▶ [CHALLENGES]:
1) In the homily notes, copy the passage from "Msgr. Roger J." up to and including "at daily Mass.", substituting "assembly" for "synagogue".
2) Which Scripture readings do the homily notes list for that day's Mass?

▶ [DOCUMENT TEXT]:
* START *

Msgr. Roger J. Landry
TPMS Office, St. Petersburg, Florida
Monday of the 30th Week in Ordinary Time, Year I
Votive Mass for those Suffering
October 27, 2025
Rom 8:12-17, Ps 16, Lk 13:10-17
To listen to an audio recording of today’s homily, please click below:
https://traffic.libsyn.com/secure/catholicpreaching/10.27.25_Homily_1.mp3
The following points were attempted in the homily:
* To understand the contrast between Jesus and the leader of the synagogue with regard to the crippled woman in the Gospel, it is worthwhile to grasp the categories given to us by St. Paul in the first reading. And to do that, it’s important to understand it in context with what has come before in the first two weeks of this biennial month-long gift of the Letter to the Romans at daily Mass.

* END *

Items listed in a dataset
* START *

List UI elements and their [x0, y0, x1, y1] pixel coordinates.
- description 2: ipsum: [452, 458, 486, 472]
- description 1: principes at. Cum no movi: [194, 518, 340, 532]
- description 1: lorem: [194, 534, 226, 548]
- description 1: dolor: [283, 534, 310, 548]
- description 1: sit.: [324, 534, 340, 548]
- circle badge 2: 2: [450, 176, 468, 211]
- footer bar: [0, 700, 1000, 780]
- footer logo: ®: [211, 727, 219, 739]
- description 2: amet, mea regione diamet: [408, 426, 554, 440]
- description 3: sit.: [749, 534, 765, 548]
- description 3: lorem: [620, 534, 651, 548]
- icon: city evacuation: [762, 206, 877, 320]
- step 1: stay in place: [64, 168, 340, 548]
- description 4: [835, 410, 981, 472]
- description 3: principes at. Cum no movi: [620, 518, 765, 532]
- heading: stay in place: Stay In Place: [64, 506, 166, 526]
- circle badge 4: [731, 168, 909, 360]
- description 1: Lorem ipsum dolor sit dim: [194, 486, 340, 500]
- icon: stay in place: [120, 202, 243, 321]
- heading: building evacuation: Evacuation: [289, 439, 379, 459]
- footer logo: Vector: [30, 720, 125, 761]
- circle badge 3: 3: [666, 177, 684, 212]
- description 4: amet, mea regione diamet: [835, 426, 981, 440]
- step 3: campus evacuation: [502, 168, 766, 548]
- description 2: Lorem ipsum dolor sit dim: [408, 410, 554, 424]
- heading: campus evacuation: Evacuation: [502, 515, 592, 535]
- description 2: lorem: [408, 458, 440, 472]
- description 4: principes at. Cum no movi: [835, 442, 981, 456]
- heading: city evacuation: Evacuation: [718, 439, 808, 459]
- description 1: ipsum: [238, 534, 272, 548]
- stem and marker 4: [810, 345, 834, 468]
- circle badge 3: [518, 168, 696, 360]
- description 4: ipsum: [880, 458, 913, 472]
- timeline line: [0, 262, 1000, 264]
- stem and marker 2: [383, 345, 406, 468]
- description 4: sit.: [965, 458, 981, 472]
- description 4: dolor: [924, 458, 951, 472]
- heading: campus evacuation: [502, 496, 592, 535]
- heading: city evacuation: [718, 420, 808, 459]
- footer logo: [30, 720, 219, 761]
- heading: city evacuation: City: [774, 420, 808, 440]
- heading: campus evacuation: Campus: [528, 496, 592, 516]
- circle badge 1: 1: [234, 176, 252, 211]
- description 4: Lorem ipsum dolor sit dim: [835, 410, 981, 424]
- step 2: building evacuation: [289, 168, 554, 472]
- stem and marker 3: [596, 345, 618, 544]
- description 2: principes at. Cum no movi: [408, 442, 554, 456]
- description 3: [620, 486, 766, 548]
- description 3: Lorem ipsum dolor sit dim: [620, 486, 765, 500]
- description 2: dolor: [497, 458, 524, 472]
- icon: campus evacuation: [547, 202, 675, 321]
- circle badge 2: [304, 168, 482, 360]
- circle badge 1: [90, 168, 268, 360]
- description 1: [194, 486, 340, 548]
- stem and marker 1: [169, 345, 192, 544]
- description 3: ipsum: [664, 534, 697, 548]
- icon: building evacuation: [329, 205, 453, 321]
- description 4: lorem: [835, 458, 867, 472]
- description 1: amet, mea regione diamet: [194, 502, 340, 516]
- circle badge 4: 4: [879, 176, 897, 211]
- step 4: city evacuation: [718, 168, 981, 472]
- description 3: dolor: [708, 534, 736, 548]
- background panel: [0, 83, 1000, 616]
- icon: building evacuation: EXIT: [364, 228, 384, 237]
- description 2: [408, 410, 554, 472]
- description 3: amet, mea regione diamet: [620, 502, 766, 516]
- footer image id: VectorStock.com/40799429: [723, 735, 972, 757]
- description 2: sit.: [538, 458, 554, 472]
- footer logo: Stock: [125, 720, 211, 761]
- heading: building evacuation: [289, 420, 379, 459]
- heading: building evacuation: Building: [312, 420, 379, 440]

* END *

▶ [SOLVED PROBLEMS]:
1)
Msgr. Roger J. Landry
TPMS Office, St. Petersburg, Florida
Monday of the 30th Week in Ordinary Time, Year I
Votive Mass for those Suffering
October 27, 2025
Rom 8:12-17, Ps 16, Lk 13:10-17
To listen to an audio recording of today’s homily, please click below:
https://traffic.libsyn.com/secure/catholicpreaching/10.27.25_Homily_1.mp3
The following points were attempted in the homily:
* To understand the contrast between Jesus and the leader of the assembly with regard to the crippled woman in the Gospel, it is worthwhile to grasp the categories given to us by St. Paul in the first reading. And to do that, it’s important to understand it in context with what has come before in the first two weeks of this biennial month-long gift of the Letter to the Romans at daily Mass.

2) Rom 8:12-17, Ps 16, and Lk 13:10-17.